((

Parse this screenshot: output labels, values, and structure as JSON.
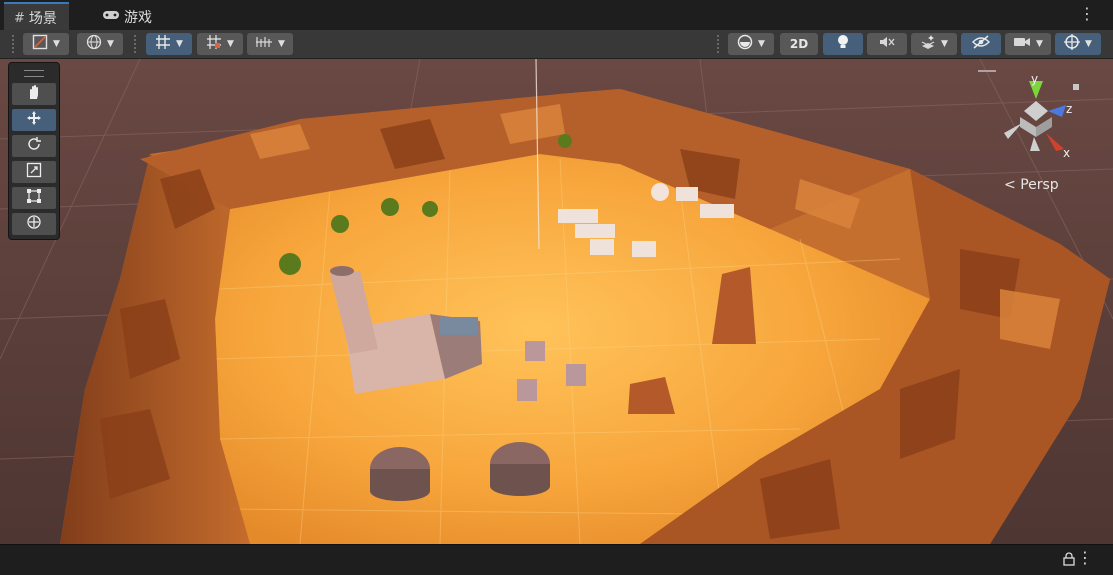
{
  "tabs": {
    "scene": {
      "label": "场景",
      "icon": "grid-icon"
    },
    "game": {
      "label": "游戏",
      "icon": "gamepad-icon"
    }
  },
  "toolbar": {
    "shading_mode": {
      "icon": "draw-mode-icon"
    },
    "global_toggle": {
      "icon": "globe-icon"
    },
    "grid_snap": {
      "icon": "grid-snap-icon"
    },
    "grid_visibility": {
      "icon": "grid-visibility-icon"
    },
    "increment_snap": {
      "icon": "increment-snap-icon"
    },
    "render_mode": {
      "icon": "render-sphere-icon"
    },
    "mode_2d_label": "2D",
    "lighting": {
      "icon": "light-bulb-icon"
    },
    "audio": {
      "icon": "audio-mute-icon"
    },
    "effects": {
      "icon": "effects-icon"
    },
    "hidden_objects": {
      "icon": "eye-hidden-icon"
    },
    "camera": {
      "icon": "camera-icon"
    },
    "gizmos": {
      "icon": "gizmo-icon"
    }
  },
  "tools": [
    {
      "name": "hand-tool",
      "icon": "hand-icon"
    },
    {
      "name": "move-tool",
      "icon": "move-icon"
    },
    {
      "name": "rotate-tool",
      "icon": "rotate-icon"
    },
    {
      "name": "scale-tool",
      "icon": "scale-icon"
    },
    {
      "name": "rect-tool",
      "icon": "rect-icon"
    },
    {
      "name": "transform-tool",
      "icon": "transform-icon"
    }
  ],
  "orientation_gizmo": {
    "x_label": "x",
    "y_label": "y",
    "z_label": "z",
    "projection_label": "Persp"
  },
  "colors": {
    "accent": "#46607c",
    "sand": "#f0a23a",
    "cliff": "#b9652b",
    "grid_bg": "#6e4a43"
  },
  "bottombar": {
    "lock_icon": "lock-icon"
  }
}
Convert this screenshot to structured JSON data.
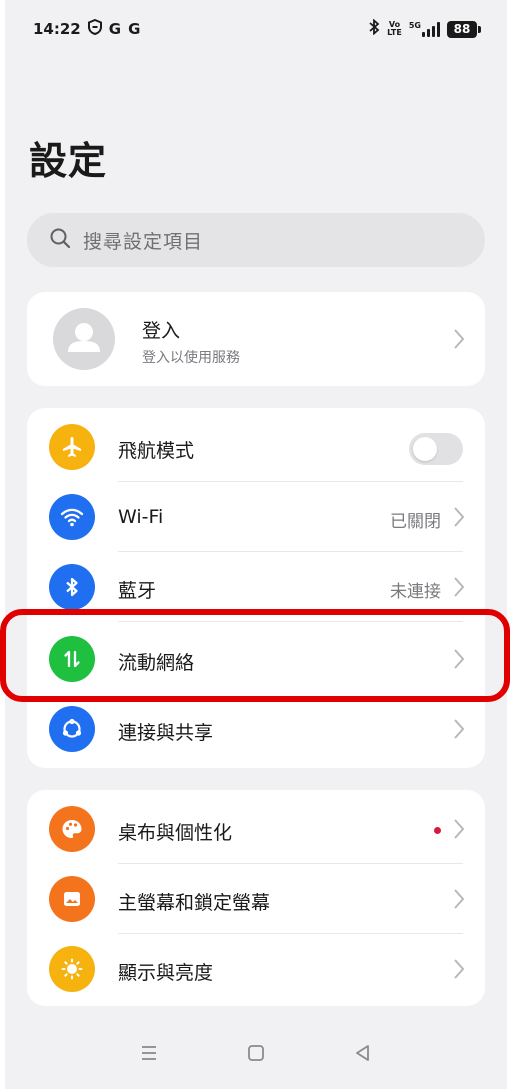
{
  "status_bar": {
    "time": "14:22",
    "left_icons": [
      "shield-icon",
      "G",
      "G"
    ],
    "right_icons": [
      "bluetooth-icon",
      "volte-icon",
      "5g-signal-icon"
    ],
    "volte_top": "Vo",
    "volte_bottom": "LTE",
    "network": "5G",
    "battery": "88"
  },
  "page": {
    "title": "設定"
  },
  "search": {
    "placeholder": "搜尋設定項目",
    "icon": "search-icon"
  },
  "account": {
    "title": "登入",
    "subtitle": "登入以使用服務",
    "icon": "avatar-person-icon"
  },
  "connect_group": {
    "items": [
      {
        "label": "飛航模式",
        "icon": "airplane-icon",
        "color": "#f6b20f",
        "control": "toggle",
        "toggle_on": false
      },
      {
        "label": "Wi-Fi",
        "icon": "wifi-icon",
        "color": "#1f6ff0",
        "value": "已關閉"
      },
      {
        "label": "藍牙",
        "icon": "bluetooth-icon",
        "color": "#1f6ff0",
        "value": "未連接"
      },
      {
        "label": "流動網絡",
        "icon": "mobile-data-icon",
        "color": "#1fbf3f",
        "value": ""
      },
      {
        "label": "連接與共享",
        "icon": "connection-share-icon",
        "color": "#1f6ff0",
        "value": ""
      }
    ]
  },
  "display_group": {
    "items": [
      {
        "label": "桌布與個性化",
        "icon": "palette-icon",
        "color": "#f4741e",
        "badge": "red-dot"
      },
      {
        "label": "主螢幕和鎖定螢幕",
        "icon": "home-lock-screen-icon",
        "color": "#f4741e"
      },
      {
        "label": "顯示與亮度",
        "icon": "brightness-icon",
        "color": "#f6b20f"
      }
    ]
  },
  "colors": {
    "highlight": "#e00000",
    "background": "#f1f1f3"
  },
  "nav_bar": {
    "icons": [
      "menu-icon",
      "home-icon",
      "back-icon"
    ]
  }
}
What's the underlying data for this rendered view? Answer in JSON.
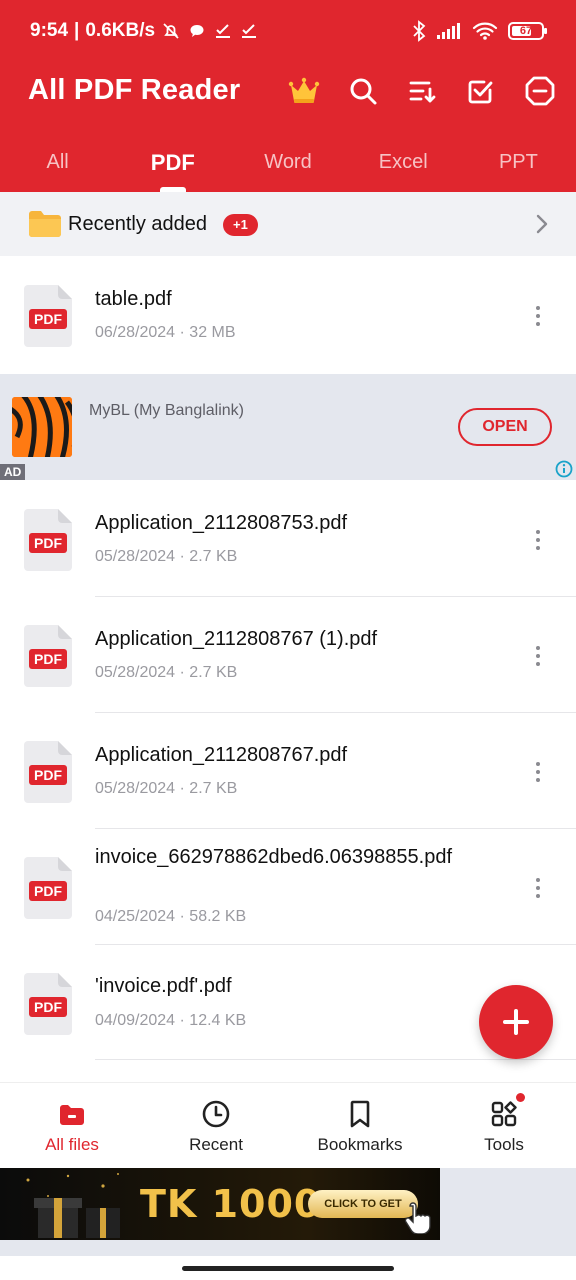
{
  "status_bar": {
    "time": "9:54",
    "network_speed": "0.6KB/s",
    "battery": "67",
    "battery_level": 0.67,
    "left_icons": [
      "muted-bell-icon",
      "chat-bubble-icon",
      "download-check-icon",
      "download-check-icon"
    ],
    "right_icons": [
      "bluetooth-icon",
      "signal-icon",
      "wifi-icon",
      "battery-icon"
    ]
  },
  "header": {
    "title": "All PDF Reader",
    "actions": [
      "crown-icon",
      "search-icon",
      "sort-icon",
      "select-check-icon",
      "remove-ads-icon"
    ]
  },
  "tabs": [
    {
      "label": "All",
      "active": false
    },
    {
      "label": "PDF",
      "active": true
    },
    {
      "label": "Word",
      "active": false
    },
    {
      "label": "Excel",
      "active": false
    },
    {
      "label": "PPT",
      "active": false
    }
  ],
  "recently_added": {
    "label": "Recently added",
    "badge": "+1"
  },
  "files": [
    {
      "name": "table.pdf",
      "meta": "06/28/2024 · 32 MB"
    },
    {
      "name": "Application_2112808753.pdf",
      "meta": "05/28/2024 · 2.7 KB"
    },
    {
      "name": "Application_2112808767 (1).pdf",
      "meta": "05/28/2024 · 2.7 KB"
    },
    {
      "name": "Application_2112808767.pdf",
      "meta": "05/28/2024 · 2.7 KB"
    },
    {
      "name": "invoice_662978862dbed6.06398855.pdf",
      "meta": "04/25/2024 · 58.2 KB"
    },
    {
      "name": "'invoice.pdf'.pdf",
      "meta": "04/09/2024 · 12.4 KB"
    }
  ],
  "file_icon_label": "PDF",
  "ad": {
    "title": "MyBL (My Banglalink)",
    "button": "OPEN",
    "label": "AD"
  },
  "bottom_nav": [
    {
      "label": "All files",
      "icon": "folder-icon",
      "active": true
    },
    {
      "label": "Recent",
      "icon": "clock-icon",
      "active": false
    },
    {
      "label": "Bookmarks",
      "icon": "bookmark-icon",
      "active": false
    },
    {
      "label": "Tools",
      "icon": "tools-grid-icon",
      "active": false
    }
  ],
  "banner": {
    "text": "TK 1000",
    "button": "CLICK TO GET"
  },
  "colors": {
    "brand_red": "#e0262e",
    "folder_yellow": "#f7b53c"
  }
}
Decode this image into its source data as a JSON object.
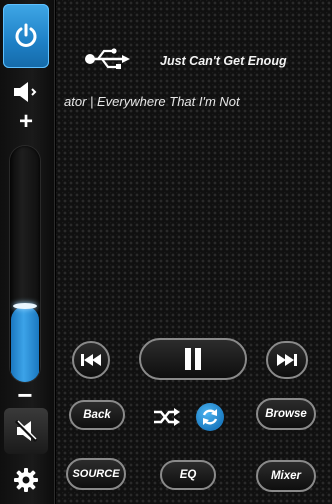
{
  "now_playing": {
    "title": "Just Can't Get Enoug",
    "artist_album": "ator | Everywhere That I'm Not",
    "source_icon": "usb-icon"
  },
  "volume": {
    "level_fraction": 0.32,
    "plus_label": "+",
    "minus_label": "−"
  },
  "transport": {
    "prev_icon": "previous-icon",
    "play_pause_icon": "pause-icon",
    "next_icon": "next-icon"
  },
  "controls": {
    "back_label": "Back",
    "browse_label": "Browse",
    "shuffle_icon": "shuffle-icon",
    "repeat_icon": "repeat-icon"
  },
  "bottom_bar": {
    "source_label": "SOURCE",
    "eq_label": "EQ",
    "mixer_label": "Mixer"
  },
  "colors": {
    "accent": "#2a8fd6",
    "background": "#101010",
    "button_border": "#8a8a8a"
  }
}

))

Repeat the lines above exactly, and keep every picture out.

▶ [EXPECTED OUTPUT]
Parse this screenshot: output labels, values, and structure as JSON.
{
  "tabs": {
    "scene": {
      "label": "场景",
      "icon": "grid-icon"
    },
    "game": {
      "label": "游戏",
      "icon": "gamepad-icon"
    }
  },
  "toolbar": {
    "shading_mode": {
      "icon": "draw-mode-icon"
    },
    "global_toggle": {
      "icon": "globe-icon"
    },
    "grid_snap": {
      "icon": "grid-snap-icon"
    },
    "grid_visibility": {
      "icon": "grid-visibility-icon"
    },
    "increment_snap": {
      "icon": "increment-snap-icon"
    },
    "render_mode": {
      "icon": "render-sphere-icon"
    },
    "mode_2d_label": "2D",
    "lighting": {
      "icon": "light-bulb-icon"
    },
    "audio": {
      "icon": "audio-mute-icon"
    },
    "effects": {
      "icon": "effects-icon"
    },
    "hidden_objects": {
      "icon": "eye-hidden-icon"
    },
    "camera": {
      "icon": "camera-icon"
    },
    "gizmos": {
      "icon": "gizmo-icon"
    }
  },
  "tools": [
    {
      "name": "hand-tool",
      "icon": "hand-icon"
    },
    {
      "name": "move-tool",
      "icon": "move-icon"
    },
    {
      "name": "rotate-tool",
      "icon": "rotate-icon"
    },
    {
      "name": "scale-tool",
      "icon": "scale-icon"
    },
    {
      "name": "rect-tool",
      "icon": "rect-icon"
    },
    {
      "name": "transform-tool",
      "icon": "transform-icon"
    }
  ],
  "orientation_gizmo": {
    "x_label": "x",
    "y_label": "y",
    "z_label": "z",
    "projection_label": "Persp"
  },
  "colors": {
    "accent": "#46607c",
    "sand": "#f0a23a",
    "cliff": "#b9652b",
    "grid_bg": "#6e4a43"
  },
  "bottombar": {
    "lock_icon": "lock-icon"
  }
}
Convert this screenshot to structured JSON data.
{
  "status_bar": {
    "time": "14:22",
    "left_icons": [
      "shield-icon",
      "G",
      "G"
    ],
    "right_icons": [
      "bluetooth-icon",
      "volte-icon",
      "5g-signal-icon"
    ],
    "volte_top": "Vo",
    "volte_bottom": "LTE",
    "network": "5G",
    "battery": "88"
  },
  "page": {
    "title": "設定"
  },
  "search": {
    "placeholder": "搜尋設定項目",
    "icon": "search-icon"
  },
  "account": {
    "title": "登入",
    "subtitle": "登入以使用服務",
    "icon": "avatar-person-icon"
  },
  "connect_group": {
    "items": [
      {
        "label": "飛航模式",
        "icon": "airplane-icon",
        "color": "#f6b20f",
        "control": "toggle",
        "toggle_on": false
      },
      {
        "label": "Wi-Fi",
        "icon": "wifi-icon",
        "color": "#1f6ff0",
        "value": "已關閉"
      },
      {
        "label": "藍牙",
        "icon": "bluetooth-icon",
        "color": "#1f6ff0",
        "value": "未連接"
      },
      {
        "label": "流動網絡",
        "icon": "mobile-data-icon",
        "color": "#1fbf3f",
        "value": ""
      },
      {
        "label": "連接與共享",
        "icon": "connection-share-icon",
        "color": "#1f6ff0",
        "value": ""
      }
    ]
  },
  "display_group": {
    "items": [
      {
        "label": "桌布與個性化",
        "icon": "palette-icon",
        "color": "#f4741e",
        "badge": "red-dot"
      },
      {
        "label": "主螢幕和鎖定螢幕",
        "icon": "home-lock-screen-icon",
        "color": "#f4741e"
      },
      {
        "label": "顯示與亮度",
        "icon": "brightness-icon",
        "color": "#f6b20f"
      }
    ]
  },
  "colors": {
    "highlight": "#e00000",
    "background": "#f1f1f3"
  },
  "nav_bar": {
    "icons": [
      "menu-icon",
      "home-icon",
      "back-icon"
    ]
  }
}
What's the underlying data for this rendered view? Answer in JSON.
{
  "status_bar": {
    "time": "9:54",
    "network_speed": "0.6KB/s",
    "battery": "67",
    "battery_level": 0.67,
    "left_icons": [
      "muted-bell-icon",
      "chat-bubble-icon",
      "download-check-icon",
      "download-check-icon"
    ],
    "right_icons": [
      "bluetooth-icon",
      "signal-icon",
      "wifi-icon",
      "battery-icon"
    ]
  },
  "header": {
    "title": "All PDF Reader",
    "actions": [
      "crown-icon",
      "search-icon",
      "sort-icon",
      "select-check-icon",
      "remove-ads-icon"
    ]
  },
  "tabs": [
    {
      "label": "All",
      "active": false
    },
    {
      "label": "PDF",
      "active": true
    },
    {
      "label": "Word",
      "active": false
    },
    {
      "label": "Excel",
      "active": false
    },
    {
      "label": "PPT",
      "active": false
    }
  ],
  "recently_added": {
    "label": "Recently added",
    "badge": "+1"
  },
  "files": [
    {
      "name": "table.pdf",
      "meta": "06/28/2024 · 32 MB"
    },
    {
      "name": "Application_2112808753.pdf",
      "meta": "05/28/2024 · 2.7 KB"
    },
    {
      "name": "Application_2112808767 (1).pdf",
      "meta": "05/28/2024 · 2.7 KB"
    },
    {
      "name": "Application_2112808767.pdf",
      "meta": "05/28/2024 · 2.7 KB"
    },
    {
      "name": "invoice_662978862dbed6.06398855.pdf",
      "meta": "04/25/2024 · 58.2 KB"
    },
    {
      "name": "'invoice.pdf'.pdf",
      "meta": "04/09/2024 · 12.4 KB"
    }
  ],
  "file_icon_label": "PDF",
  "ad": {
    "title": "MyBL (My Banglalink)",
    "button": "OPEN",
    "label": "AD"
  },
  "bottom_nav": [
    {
      "label": "All files",
      "icon": "folder-icon",
      "active": true
    },
    {
      "label": "Recent",
      "icon": "clock-icon",
      "active": false
    },
    {
      "label": "Bookmarks",
      "icon": "bookmark-icon",
      "active": false
    },
    {
      "label": "Tools",
      "icon": "tools-grid-icon",
      "active": false
    }
  ],
  "banner": {
    "text": "TK 1000",
    "button": "CLICK TO GET"
  },
  "colors": {
    "brand_red": "#e0262e",
    "folder_yellow": "#f7b53c"
  }
}
Decode this image into its source data as a JSON object.
{
  "now_playing": {
    "title": "Just Can't Get Enoug",
    "artist_album": "ator | Everywhere That I'm Not",
    "source_icon": "usb-icon"
  },
  "volume": {
    "level_fraction": 0.32,
    "plus_label": "+",
    "minus_label": "−"
  },
  "transport": {
    "prev_icon": "previous-icon",
    "play_pause_icon": "pause-icon",
    "next_icon": "next-icon"
  },
  "controls": {
    "back_label": "Back",
    "browse_label": "Browse",
    "shuffle_icon": "shuffle-icon",
    "repeat_icon": "repeat-icon"
  },
  "bottom_bar": {
    "source_label": "SOURCE",
    "eq_label": "EQ",
    "mixer_label": "Mixer"
  },
  "colors": {
    "accent": "#2a8fd6",
    "background": "#101010",
    "button_border": "#8a8a8a"
  }
}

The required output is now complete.